> _Task goal_
Report the total number of lines that include the string "label", without any other text.

Records
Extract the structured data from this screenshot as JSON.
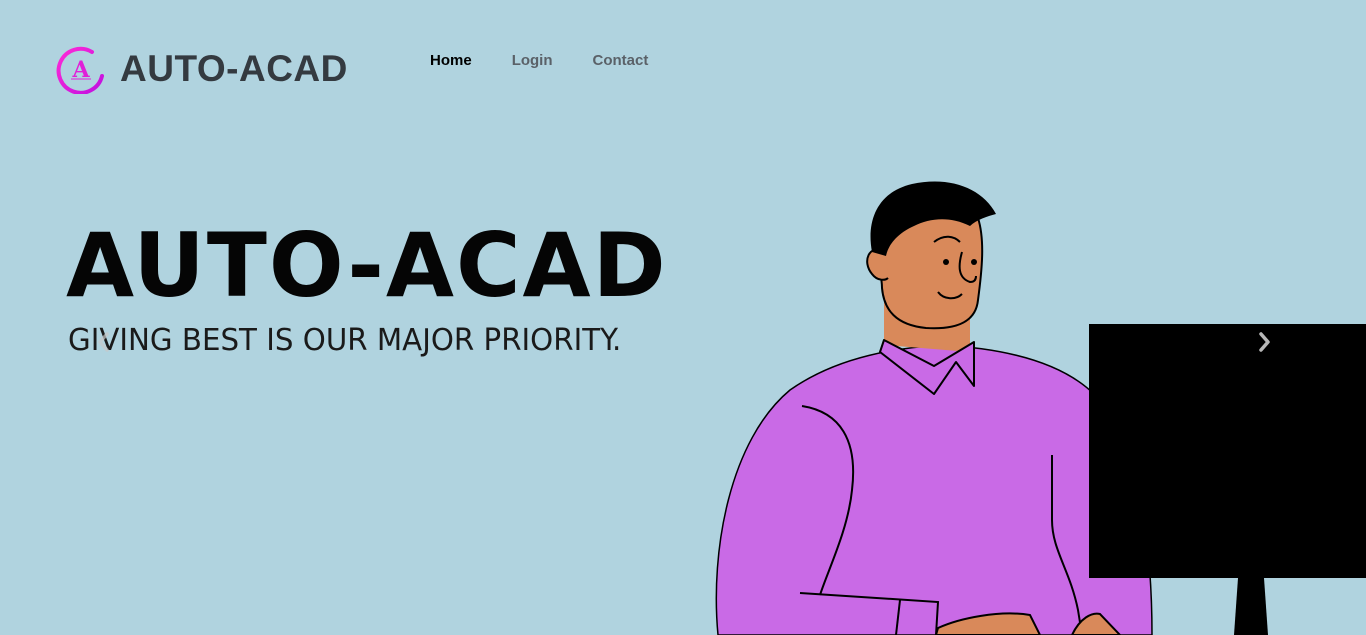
{
  "brand": {
    "name": "AUTO-ACAD",
    "logo_letter": "A",
    "logo_color": "#e020d8"
  },
  "nav": {
    "items": [
      {
        "label": "Home",
        "active": true
      },
      {
        "label": "Login",
        "active": false
      },
      {
        "label": "Contact",
        "active": false
      }
    ]
  },
  "hero": {
    "title": "AUTO-ACAD",
    "subtitle": "GIVING BEST IS OUR MAJOR PRIORITY."
  },
  "carousel": {
    "prev_icon": "chevron-left-icon",
    "next_icon": "chevron-right-icon"
  },
  "colors": {
    "background": "#b0d3df",
    "shirt": "#c96ae6",
    "skin": "#d9895a",
    "monitor": "#000000"
  }
}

> _Output below_
3